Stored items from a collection
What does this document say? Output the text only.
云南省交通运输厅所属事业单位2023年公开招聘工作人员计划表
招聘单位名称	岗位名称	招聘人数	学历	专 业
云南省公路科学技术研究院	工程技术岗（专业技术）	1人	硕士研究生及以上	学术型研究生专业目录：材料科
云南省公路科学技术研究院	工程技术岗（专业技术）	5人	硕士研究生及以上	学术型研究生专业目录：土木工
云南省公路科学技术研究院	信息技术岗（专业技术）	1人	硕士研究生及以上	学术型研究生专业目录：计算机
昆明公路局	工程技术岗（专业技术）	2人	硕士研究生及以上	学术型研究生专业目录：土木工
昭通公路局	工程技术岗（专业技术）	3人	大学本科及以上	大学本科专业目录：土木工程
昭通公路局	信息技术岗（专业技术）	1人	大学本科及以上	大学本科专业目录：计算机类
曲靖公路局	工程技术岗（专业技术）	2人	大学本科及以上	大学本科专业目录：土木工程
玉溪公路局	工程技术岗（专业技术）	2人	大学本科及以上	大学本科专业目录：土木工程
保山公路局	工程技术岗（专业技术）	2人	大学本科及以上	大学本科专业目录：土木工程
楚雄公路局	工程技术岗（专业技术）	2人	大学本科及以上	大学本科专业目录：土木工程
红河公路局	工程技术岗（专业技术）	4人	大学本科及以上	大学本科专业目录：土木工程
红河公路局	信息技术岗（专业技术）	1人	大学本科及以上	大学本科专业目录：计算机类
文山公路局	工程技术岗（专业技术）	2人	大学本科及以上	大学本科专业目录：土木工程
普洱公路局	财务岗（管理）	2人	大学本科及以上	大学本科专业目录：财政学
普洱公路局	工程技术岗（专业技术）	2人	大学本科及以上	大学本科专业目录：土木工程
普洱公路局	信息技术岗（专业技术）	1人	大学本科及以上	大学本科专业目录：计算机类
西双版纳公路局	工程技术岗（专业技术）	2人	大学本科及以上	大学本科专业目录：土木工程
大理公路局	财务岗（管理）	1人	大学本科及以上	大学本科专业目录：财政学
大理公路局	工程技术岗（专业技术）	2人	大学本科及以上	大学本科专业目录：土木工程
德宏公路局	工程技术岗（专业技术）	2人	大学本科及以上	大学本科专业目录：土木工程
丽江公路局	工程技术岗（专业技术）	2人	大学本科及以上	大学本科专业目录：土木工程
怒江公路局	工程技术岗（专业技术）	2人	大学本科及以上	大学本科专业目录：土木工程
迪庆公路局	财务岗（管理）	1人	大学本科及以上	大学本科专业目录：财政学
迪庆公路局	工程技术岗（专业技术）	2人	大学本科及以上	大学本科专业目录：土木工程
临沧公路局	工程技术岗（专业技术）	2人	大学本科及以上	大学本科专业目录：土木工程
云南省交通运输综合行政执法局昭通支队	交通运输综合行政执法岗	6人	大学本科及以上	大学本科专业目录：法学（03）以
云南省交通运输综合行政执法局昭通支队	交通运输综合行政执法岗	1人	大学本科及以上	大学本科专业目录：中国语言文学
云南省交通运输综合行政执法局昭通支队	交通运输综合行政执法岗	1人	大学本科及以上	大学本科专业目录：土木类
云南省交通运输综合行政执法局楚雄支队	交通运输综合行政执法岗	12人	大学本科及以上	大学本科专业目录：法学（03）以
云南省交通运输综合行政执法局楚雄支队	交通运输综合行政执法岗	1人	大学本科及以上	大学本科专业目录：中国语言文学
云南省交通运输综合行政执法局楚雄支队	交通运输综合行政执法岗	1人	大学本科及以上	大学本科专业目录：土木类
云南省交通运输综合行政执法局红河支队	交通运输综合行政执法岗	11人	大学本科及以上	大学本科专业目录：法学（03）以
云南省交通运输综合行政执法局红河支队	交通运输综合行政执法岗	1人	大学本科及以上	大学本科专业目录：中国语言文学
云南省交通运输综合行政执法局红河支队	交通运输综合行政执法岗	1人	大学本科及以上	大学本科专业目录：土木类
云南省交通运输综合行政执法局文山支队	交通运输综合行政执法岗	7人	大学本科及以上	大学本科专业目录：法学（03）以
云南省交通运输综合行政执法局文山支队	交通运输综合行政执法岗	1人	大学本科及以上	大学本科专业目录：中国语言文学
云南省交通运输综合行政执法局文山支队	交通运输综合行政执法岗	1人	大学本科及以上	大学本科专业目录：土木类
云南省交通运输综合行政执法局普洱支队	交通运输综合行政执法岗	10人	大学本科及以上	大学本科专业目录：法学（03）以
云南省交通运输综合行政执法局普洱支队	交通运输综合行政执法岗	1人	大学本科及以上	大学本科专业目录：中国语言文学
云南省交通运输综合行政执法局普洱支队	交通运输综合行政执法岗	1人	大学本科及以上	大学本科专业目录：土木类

Request:
Return the material in full, exactly as shown.

Result:
What does this document say? Output the text only.
云南省交通运输厅所属事业单位2023年公开招聘工作人员计划表
招聘单位名称	岗位名称	招聘人数	学历	专 业
云南省公路科学技术研究院	工程技术岗（专业技术）	1人	硕士研究生及以上	学术型研究生专业目录：材料科
云南省公路科学技术研究院	工程技术岗（专业技术）	5人	硕士研究生及以上	学术型研究生专业目录：土木工
云南省公路科学技术研究院	信息技术岗（专业技术）	1人	硕士研究生及以上	学术型研究生专业目录：计算机
昆明公路局	工程技术岗（专业技术）	2人	硕士研究生及以上	学术型研究生专业目录：土木工
昭通公路局	工程技术岗（专业技术）	3人	大学本科及以上	大学本科专业目录：土木工程
昭通公路局	信息技术岗（专业技术）	1人	大学本科及以上	大学本科专业目录：计算机类
曲靖公路局	工程技术岗（专业技术）	2人	大学本科及以上	大学本科专业目录：土木工程
玉溪公路局	工程技术岗（专业技术）	2人	大学本科及以上	大学本科专业目录：土木工程
保山公路局	工程技术岗（专业技术）	2人	大学本科及以上	大学本科专业目录：土木工程
楚雄公路局	工程技术岗（专业技术）	2人	大学本科及以上	大学本科专业目录：土木工程
红河公路局	工程技术岗（专业技术）	4人	大学本科及以上	大学本科专业目录：土木工程
红河公路局	信息技术岗（专业技术）	1人	大学本科及以上	大学本科专业目录：计算机类
文山公路局	工程技术岗（专业技术）	2人	大学本科及以上	大学本科专业目录：土木工程
普洱公路局	财务岗（管理）	2人	大学本科及以上	大学本科专业目录：财政学
普洱公路局	工程技术岗（专业技术）	2人	大学本科及以上	大学本科专业目录：土木工程
普洱公路局	信息技术岗（专业技术）	1人	大学本科及以上	大学本科专业目录：计算机类
西双版纳公路局	工程技术岗（专业技术）	2人	大学本科及以上	大学本科专业目录：土木工程
大理公路局	财务岗（管理）	1人	大学本科及以上	大学本科专业目录：财政学
大理公路局	工程技术岗（专业技术）	2人	大学本科及以上	大学本科专业目录：土木工程
德宏公路局	工程技术岗（专业技术）	2人	大学本科及以上	大学本科专业目录：土木工程
丽江公路局	工程技术岗（专业技术）	2人	大学本科及以上	大学本科专业目录：土木工程
怒江公路局	工程技术岗（专业技术）	2人	大学本科及以上	大学本科专业目录：土木工程
迪庆公路局	财务岗（管理）	1人	大学本科及以上	大学本科专业目录：财政学
迪庆公路局	工程技术岗（专业技术）	2人	大学本科及以上	大学本科专业目录：土木工程
临沧公路局	工程技术岗（专业技术）	2人	大学本科及以上	大学本科专业目录：土木工程
云南省交通运输综合行政执法局昭通支队	交通运输综合行政执法岗	6人	大学本科及以上	大学本科专业目录：法学（03）以
云南省交通运输综合行政执法局昭通支队	交通运输综合行政执法岗	1人	大学本科及以上	大学本科专业目录：中国语言文学
云南省交通运输综合行政执法局昭通支队	交通运输综合行政执法岗	1人	大学本科及以上	大学本科专业目录：土木类
云南省交通运输综合行政执法局楚雄支队	交通运输综合行政执法岗	12人	大学本科及以上	大学本科专业目录：法学（03）以
云南省交通运输综合行政执法局楚雄支队	交通运输综合行政执法岗	1人	大学本科及以上	大学本科专业目录：中国语言文学
云南省交通运输综合行政执法局楚雄支队	交通运输综合行政执法岗	1人	大学本科及以上	大学本科专业目录：土木类
云南省交通运输综合行政执法局红河支队	交通运输综合行政执法岗	11人	大学本科及以上	大学本科专业目录：法学（03）以
云南省交通运输综合行政执法局红河支队	交通运输综合行政执法岗	1人	大学本科及以上	大学本科专业目录：中国语言文学
云南省交通运输综合行政执法局红河支队	交通运输综合行政执法岗	1人	大学本科及以上	大学本科专业目录：土木类
云南省交通运输综合行政执法局文山支队	交通运输综合行政执法岗	7人	大学本科及以上	大学本科专业目录：法学（03）以
云南省交通运输综合行政执法局文山支队	交通运输综合行政执法岗	1人	大学本科及以上	大学本科专业目录：中国语言文学
云南省交通运输综合行政执法局文山支队	交通运输综合行政执法岗	1人	大学本科及以上	大学本科专业目录：土木类
云南省交通运输综合行政执法局普洱支队	交通运输综合行政执法岗	10人	大学本科及以上	大学本科专业目录：法学（03）以
云南省交通运输综合行政执法局普洱支队	交通运输综合行政执法岗	1人	大学本科及以上	大学本科专业目录：中国语言文学
云南省交通运输综合行政执法局普洱支队	交通运输综合行政执法岗	1人	大学本科及以上	大学本科专业目录：土木类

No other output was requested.